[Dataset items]
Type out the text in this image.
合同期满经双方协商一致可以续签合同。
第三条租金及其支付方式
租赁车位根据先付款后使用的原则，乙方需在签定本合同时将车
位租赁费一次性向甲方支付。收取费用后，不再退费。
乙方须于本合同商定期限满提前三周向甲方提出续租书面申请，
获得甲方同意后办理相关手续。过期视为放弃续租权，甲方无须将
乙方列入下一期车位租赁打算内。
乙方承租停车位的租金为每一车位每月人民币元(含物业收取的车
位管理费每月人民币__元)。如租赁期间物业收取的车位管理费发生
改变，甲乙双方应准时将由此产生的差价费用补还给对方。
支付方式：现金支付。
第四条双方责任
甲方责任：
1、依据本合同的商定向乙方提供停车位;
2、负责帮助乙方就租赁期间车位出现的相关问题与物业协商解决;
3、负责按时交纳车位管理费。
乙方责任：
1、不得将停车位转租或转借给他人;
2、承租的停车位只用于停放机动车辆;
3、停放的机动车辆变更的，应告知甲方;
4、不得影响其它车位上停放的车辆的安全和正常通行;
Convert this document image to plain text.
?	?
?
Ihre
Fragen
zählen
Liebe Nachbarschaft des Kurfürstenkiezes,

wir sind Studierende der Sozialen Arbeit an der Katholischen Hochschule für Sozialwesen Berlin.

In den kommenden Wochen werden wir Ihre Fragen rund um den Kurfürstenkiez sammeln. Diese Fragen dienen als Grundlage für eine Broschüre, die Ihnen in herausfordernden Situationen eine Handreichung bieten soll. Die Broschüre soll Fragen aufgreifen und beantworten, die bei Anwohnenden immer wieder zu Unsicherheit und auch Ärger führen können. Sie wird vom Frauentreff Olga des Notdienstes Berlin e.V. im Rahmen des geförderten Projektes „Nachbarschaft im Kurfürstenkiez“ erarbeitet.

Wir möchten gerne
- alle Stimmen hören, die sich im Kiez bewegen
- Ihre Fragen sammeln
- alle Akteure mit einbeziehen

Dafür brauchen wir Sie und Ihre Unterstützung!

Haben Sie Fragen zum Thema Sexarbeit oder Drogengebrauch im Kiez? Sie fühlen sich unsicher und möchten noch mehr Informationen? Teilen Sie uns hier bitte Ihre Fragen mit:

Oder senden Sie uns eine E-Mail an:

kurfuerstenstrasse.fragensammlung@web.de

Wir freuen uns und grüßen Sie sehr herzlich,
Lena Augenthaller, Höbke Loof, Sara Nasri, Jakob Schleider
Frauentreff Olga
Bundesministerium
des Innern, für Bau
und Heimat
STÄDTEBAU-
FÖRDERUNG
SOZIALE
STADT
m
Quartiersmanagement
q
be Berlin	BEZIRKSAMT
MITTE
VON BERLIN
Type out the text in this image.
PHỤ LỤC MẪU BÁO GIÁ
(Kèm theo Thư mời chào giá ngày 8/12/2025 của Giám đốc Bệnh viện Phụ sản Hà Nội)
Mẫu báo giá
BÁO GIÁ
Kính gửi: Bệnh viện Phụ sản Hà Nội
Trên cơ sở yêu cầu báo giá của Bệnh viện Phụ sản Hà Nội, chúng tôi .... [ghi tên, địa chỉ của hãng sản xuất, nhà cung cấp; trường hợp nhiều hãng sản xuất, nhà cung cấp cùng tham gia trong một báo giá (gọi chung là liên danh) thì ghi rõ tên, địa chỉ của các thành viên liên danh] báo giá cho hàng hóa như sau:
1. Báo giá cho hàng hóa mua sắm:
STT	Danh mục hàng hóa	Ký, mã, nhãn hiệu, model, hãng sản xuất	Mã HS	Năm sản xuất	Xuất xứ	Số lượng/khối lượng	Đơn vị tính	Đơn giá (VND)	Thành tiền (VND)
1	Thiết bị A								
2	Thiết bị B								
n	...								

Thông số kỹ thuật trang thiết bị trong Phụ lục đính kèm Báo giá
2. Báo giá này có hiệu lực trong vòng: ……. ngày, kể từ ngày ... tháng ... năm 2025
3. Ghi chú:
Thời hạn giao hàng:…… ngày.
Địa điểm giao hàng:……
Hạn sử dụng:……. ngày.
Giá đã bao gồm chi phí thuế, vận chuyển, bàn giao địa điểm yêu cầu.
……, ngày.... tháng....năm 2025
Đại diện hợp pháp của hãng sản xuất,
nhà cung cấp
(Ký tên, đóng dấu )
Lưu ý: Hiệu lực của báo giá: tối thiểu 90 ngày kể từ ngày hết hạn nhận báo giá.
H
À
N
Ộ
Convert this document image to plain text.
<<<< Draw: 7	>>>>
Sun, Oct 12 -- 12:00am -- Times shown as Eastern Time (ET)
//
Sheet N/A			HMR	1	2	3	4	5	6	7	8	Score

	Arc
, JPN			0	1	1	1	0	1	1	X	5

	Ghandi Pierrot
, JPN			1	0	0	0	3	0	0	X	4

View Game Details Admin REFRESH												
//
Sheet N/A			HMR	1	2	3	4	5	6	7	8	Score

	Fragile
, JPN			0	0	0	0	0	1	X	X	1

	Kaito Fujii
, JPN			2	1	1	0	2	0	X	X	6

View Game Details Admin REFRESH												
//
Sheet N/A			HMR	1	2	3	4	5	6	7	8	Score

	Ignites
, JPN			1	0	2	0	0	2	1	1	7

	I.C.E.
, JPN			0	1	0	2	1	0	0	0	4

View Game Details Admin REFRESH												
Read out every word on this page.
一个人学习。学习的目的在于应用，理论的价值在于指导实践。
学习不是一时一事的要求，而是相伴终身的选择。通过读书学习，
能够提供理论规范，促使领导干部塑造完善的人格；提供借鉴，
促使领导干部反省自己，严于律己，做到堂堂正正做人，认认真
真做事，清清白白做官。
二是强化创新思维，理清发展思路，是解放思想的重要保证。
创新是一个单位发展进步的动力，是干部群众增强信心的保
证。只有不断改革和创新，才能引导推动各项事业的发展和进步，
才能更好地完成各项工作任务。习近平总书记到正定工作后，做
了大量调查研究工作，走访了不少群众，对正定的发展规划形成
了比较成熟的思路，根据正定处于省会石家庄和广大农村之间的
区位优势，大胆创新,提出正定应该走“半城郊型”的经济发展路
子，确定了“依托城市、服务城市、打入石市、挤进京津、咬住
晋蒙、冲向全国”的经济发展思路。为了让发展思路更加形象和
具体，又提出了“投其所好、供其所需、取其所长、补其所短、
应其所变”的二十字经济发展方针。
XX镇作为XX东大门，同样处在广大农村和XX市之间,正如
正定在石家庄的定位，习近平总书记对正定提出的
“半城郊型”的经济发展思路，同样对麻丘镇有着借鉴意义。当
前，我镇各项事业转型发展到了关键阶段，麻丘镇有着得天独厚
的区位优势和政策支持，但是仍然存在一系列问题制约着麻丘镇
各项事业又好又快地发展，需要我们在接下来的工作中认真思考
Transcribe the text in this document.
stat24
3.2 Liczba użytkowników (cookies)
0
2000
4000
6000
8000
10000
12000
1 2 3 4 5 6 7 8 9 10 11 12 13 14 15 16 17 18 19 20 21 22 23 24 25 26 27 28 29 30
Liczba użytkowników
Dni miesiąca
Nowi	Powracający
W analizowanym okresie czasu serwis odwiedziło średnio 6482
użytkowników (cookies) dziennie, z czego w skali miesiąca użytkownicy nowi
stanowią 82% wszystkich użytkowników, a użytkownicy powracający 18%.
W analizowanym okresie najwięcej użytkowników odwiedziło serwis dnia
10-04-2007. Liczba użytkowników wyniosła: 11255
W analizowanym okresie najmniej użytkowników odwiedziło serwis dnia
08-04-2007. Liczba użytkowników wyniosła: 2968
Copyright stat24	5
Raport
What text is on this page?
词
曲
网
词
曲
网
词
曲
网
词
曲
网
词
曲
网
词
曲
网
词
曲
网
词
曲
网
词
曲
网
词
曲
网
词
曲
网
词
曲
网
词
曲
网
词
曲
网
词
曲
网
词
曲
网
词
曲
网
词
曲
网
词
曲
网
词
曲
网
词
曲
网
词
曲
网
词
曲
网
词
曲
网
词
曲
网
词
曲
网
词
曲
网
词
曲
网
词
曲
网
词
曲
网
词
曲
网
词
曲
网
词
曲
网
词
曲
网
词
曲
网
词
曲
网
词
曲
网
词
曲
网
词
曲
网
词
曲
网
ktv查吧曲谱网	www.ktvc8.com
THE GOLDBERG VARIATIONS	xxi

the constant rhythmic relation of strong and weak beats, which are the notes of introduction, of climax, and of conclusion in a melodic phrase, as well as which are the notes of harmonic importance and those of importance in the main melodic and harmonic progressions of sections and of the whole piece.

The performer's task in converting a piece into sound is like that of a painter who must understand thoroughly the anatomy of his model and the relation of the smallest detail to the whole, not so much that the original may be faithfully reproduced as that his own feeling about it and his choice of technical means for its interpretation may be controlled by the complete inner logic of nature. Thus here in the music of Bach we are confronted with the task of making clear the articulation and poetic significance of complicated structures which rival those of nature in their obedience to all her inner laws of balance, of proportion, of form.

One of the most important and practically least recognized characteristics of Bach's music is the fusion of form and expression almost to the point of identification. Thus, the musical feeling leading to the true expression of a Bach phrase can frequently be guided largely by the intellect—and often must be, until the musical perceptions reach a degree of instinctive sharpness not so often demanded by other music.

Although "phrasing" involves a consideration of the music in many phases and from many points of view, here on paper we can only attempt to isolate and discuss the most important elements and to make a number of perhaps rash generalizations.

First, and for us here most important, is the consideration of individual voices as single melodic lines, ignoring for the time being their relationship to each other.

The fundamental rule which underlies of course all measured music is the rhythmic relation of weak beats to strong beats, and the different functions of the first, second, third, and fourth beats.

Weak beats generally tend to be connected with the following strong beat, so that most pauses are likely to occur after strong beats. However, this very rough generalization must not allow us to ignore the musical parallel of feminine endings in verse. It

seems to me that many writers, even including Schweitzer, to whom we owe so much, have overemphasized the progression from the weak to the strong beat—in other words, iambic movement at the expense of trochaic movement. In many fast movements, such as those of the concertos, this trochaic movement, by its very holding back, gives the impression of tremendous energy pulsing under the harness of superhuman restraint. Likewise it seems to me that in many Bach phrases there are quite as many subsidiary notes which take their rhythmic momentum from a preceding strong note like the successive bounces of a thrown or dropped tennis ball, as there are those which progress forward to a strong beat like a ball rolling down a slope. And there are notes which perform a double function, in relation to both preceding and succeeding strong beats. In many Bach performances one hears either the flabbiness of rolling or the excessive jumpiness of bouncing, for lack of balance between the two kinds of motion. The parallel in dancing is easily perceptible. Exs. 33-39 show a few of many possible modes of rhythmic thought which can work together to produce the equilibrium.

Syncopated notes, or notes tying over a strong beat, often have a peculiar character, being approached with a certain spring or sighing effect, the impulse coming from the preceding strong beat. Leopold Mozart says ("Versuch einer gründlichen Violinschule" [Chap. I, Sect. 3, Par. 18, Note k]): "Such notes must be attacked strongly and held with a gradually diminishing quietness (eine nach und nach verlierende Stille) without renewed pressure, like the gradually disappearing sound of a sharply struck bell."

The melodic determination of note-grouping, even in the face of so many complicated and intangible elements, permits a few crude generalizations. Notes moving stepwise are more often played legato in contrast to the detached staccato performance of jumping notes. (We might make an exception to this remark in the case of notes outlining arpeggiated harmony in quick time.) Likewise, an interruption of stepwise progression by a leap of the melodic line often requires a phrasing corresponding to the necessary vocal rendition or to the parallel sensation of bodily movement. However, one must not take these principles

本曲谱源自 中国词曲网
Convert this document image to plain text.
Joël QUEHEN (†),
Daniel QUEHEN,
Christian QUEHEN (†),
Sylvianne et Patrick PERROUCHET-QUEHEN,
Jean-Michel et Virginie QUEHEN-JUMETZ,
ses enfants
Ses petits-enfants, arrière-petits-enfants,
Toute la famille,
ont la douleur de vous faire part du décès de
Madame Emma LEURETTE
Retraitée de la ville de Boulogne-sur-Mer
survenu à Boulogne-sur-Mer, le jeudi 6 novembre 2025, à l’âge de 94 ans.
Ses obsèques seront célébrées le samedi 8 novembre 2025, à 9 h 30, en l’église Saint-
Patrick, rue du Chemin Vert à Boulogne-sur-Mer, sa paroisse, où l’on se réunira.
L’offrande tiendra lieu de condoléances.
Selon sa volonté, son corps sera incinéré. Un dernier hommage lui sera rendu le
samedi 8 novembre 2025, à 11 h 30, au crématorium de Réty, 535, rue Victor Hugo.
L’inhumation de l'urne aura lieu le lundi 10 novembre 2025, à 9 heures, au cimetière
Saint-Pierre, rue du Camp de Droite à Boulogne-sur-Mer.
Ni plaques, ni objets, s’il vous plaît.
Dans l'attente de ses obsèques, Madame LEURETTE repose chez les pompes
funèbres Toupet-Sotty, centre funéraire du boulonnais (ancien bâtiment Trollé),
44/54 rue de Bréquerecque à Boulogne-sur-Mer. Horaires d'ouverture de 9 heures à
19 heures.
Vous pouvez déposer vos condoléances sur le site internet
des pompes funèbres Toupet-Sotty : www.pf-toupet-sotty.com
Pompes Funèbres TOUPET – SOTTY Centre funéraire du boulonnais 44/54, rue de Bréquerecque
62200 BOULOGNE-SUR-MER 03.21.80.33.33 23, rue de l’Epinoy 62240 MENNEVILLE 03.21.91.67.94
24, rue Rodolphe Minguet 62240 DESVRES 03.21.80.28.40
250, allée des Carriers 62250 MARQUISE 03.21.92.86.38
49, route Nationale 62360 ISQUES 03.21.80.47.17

EXERCISE TASK:
Where a line of the material above holds the string "novembre", copy that line.

EXERCISE SOLUTION:
survenu à Boulogne-sur-Mer, le jeudi 6 novembre 2025, à l’âge de 94 ans.
Ses obsèques seront célébrées le samedi 8 novembre 2025, à 9 h 30, en l’église Saint-
samedi 8 novembre 2025, à 11 h 30, au crématorium de Réty, 535, rue Victor Hugo.
L’inhumation de l'urne aura lieu le lundi 10 novembre 2025, à 9 heures, au cimetière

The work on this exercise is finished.